→ DIRECTIONS FOR THIS TASK:
For the data that follows, report how many lines contain the word "ekipmanlar", and nothing else.
○ ○ ○ ○
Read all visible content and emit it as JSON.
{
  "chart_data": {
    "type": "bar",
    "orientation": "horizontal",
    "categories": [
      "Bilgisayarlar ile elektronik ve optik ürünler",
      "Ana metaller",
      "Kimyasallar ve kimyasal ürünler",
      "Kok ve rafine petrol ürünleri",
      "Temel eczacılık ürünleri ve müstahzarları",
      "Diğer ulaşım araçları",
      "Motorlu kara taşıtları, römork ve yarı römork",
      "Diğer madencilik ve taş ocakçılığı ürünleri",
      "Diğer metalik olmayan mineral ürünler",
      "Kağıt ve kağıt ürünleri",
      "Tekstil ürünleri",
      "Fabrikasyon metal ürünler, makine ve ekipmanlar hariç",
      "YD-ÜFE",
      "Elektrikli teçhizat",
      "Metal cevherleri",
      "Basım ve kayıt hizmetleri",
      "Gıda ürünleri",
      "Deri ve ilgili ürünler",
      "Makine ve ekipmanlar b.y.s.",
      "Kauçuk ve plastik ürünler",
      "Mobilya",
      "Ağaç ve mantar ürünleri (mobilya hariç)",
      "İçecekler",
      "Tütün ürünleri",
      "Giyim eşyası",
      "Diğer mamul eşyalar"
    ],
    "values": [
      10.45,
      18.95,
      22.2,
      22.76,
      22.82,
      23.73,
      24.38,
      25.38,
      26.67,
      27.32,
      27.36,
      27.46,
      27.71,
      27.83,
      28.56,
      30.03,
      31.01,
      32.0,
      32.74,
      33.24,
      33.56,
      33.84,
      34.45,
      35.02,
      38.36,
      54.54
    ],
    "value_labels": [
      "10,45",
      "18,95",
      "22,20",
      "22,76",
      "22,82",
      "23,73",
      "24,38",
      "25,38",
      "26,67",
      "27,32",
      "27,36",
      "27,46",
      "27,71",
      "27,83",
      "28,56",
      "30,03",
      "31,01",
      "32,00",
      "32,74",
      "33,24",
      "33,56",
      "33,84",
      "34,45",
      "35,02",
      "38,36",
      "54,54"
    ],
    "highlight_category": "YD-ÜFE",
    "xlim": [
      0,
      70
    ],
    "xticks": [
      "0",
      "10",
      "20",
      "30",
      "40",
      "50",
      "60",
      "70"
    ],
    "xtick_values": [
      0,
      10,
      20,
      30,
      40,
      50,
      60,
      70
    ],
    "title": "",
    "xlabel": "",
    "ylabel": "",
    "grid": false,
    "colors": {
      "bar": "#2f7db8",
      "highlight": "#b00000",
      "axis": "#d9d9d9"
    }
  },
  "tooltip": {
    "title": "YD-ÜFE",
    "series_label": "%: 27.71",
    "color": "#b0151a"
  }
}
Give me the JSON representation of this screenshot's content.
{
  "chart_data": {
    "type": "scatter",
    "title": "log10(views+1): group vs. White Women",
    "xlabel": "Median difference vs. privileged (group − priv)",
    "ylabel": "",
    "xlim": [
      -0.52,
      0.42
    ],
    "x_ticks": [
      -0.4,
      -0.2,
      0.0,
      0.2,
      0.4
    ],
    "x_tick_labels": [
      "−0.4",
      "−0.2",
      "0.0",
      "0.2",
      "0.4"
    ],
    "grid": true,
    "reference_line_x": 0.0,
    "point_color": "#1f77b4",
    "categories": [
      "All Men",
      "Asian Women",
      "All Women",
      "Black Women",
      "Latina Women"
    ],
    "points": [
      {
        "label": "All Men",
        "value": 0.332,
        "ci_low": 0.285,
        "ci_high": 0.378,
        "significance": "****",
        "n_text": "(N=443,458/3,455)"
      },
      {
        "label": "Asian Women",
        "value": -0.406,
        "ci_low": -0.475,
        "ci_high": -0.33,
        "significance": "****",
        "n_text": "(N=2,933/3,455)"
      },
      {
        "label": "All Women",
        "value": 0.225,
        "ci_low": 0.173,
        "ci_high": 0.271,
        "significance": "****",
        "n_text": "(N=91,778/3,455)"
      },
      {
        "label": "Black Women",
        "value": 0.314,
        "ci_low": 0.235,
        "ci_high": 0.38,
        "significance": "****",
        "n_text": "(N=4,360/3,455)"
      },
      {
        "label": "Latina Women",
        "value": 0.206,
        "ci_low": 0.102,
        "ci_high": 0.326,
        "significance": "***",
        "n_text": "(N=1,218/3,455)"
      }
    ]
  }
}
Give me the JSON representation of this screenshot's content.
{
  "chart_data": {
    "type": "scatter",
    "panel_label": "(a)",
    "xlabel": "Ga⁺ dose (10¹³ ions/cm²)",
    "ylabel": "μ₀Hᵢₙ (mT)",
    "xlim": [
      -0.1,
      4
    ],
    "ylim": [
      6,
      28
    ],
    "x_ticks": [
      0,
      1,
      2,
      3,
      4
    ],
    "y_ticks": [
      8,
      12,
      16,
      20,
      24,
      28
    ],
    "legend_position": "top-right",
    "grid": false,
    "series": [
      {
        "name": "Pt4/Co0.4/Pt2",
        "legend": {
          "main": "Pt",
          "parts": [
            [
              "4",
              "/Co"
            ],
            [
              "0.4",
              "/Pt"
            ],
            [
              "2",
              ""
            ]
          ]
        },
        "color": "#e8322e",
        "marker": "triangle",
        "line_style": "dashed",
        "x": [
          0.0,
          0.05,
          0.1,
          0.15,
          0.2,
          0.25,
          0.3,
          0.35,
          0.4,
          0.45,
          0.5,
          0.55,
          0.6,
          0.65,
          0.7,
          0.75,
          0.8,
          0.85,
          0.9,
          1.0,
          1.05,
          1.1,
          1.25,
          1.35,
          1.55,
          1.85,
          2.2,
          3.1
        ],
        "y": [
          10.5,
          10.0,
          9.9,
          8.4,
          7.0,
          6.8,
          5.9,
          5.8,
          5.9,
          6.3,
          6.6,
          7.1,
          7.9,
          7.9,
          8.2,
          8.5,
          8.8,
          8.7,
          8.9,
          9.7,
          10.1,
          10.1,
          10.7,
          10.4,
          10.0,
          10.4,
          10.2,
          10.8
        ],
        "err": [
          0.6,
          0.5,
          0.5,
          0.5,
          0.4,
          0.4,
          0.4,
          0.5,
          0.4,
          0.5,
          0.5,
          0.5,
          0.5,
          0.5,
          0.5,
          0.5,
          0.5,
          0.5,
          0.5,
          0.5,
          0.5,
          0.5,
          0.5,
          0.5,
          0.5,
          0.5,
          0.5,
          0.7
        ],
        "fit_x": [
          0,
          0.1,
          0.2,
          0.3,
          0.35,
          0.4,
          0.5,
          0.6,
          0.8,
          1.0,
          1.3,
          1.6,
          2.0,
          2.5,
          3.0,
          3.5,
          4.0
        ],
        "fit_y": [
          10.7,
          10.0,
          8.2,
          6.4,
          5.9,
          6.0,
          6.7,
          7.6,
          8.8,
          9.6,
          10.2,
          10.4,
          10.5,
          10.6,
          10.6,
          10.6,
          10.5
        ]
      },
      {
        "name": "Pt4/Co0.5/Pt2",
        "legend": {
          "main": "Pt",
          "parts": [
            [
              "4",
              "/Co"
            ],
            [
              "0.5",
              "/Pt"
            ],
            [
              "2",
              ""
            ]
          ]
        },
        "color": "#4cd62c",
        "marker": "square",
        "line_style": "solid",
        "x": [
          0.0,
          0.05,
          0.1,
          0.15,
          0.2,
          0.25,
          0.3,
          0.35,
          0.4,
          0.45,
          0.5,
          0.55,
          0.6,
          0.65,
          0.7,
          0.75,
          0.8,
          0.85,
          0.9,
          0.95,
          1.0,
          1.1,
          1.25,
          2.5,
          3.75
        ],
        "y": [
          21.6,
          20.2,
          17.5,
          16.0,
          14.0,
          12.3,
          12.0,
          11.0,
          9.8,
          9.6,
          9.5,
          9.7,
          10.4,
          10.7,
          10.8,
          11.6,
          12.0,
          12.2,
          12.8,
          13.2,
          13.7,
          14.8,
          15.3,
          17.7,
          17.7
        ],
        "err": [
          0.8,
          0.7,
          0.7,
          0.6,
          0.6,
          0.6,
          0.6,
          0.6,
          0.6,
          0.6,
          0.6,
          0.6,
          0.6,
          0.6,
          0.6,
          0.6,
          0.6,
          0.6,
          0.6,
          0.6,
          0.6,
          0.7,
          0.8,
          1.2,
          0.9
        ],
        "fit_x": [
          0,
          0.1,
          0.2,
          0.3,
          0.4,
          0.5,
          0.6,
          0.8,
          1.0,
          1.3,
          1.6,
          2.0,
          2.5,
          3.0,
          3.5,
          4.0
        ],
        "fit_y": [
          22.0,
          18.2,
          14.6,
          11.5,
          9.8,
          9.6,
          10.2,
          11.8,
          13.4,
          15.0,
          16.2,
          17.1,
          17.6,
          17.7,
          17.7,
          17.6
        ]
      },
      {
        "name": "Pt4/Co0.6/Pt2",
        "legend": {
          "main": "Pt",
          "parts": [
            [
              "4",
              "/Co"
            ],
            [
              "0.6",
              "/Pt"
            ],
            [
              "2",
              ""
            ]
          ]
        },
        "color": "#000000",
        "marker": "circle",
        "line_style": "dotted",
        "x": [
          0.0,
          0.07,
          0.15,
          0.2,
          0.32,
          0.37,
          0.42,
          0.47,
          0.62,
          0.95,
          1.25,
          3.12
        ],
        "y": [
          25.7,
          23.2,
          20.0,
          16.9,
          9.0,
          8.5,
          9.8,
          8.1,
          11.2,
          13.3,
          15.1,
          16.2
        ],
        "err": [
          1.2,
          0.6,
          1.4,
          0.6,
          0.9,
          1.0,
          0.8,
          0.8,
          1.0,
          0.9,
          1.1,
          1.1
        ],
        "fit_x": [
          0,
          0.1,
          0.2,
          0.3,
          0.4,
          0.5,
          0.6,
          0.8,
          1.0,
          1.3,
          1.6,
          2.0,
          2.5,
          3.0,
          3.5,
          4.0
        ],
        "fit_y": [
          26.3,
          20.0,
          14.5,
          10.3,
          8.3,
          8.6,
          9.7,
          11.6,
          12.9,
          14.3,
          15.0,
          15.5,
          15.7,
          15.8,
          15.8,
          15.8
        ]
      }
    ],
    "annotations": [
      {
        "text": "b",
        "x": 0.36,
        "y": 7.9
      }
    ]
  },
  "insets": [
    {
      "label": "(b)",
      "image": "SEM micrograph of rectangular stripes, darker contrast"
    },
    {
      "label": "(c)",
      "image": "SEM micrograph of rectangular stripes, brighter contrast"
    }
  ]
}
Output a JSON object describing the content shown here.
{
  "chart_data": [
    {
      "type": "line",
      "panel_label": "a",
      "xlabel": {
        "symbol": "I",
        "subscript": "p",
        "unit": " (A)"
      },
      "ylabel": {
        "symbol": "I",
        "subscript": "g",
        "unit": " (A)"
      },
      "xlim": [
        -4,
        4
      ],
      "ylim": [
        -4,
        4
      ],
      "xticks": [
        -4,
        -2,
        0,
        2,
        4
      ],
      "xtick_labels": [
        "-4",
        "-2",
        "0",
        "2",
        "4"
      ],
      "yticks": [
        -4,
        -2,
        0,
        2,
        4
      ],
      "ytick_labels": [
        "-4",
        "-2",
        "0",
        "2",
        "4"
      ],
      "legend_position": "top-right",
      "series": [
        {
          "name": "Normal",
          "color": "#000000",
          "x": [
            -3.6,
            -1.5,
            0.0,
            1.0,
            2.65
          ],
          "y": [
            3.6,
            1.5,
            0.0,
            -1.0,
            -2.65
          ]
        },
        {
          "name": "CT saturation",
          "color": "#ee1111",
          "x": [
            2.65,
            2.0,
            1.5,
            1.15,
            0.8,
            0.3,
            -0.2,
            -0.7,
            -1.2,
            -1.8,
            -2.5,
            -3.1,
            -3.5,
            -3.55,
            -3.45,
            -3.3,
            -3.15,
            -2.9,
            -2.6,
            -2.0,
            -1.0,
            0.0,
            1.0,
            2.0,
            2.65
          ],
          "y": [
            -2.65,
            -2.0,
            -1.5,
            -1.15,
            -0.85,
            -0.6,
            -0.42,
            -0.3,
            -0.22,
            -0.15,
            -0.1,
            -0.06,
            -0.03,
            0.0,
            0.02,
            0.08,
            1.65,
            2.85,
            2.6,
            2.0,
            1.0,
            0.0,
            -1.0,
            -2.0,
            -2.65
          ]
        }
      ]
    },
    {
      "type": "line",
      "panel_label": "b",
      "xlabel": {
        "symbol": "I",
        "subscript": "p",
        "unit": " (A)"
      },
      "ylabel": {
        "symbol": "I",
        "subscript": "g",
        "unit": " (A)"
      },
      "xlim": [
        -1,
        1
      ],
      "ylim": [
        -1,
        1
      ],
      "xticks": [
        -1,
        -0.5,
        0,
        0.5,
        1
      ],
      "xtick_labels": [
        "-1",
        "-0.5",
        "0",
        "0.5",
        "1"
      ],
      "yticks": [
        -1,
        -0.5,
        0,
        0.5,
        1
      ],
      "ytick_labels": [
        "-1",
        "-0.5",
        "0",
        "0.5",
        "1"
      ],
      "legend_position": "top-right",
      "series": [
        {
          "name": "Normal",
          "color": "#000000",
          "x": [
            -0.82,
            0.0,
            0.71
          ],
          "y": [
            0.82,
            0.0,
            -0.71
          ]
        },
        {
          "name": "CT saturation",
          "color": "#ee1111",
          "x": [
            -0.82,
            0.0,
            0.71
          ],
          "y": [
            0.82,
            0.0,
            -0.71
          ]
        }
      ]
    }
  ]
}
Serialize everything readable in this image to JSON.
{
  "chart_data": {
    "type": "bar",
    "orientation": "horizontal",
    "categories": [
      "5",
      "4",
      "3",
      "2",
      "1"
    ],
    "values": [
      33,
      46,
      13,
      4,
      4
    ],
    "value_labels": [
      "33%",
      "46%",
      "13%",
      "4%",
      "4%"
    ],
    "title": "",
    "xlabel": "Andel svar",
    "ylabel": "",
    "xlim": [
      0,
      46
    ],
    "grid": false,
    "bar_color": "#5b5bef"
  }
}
○ ○ ○ ○
→ TASK SOLUTION:
2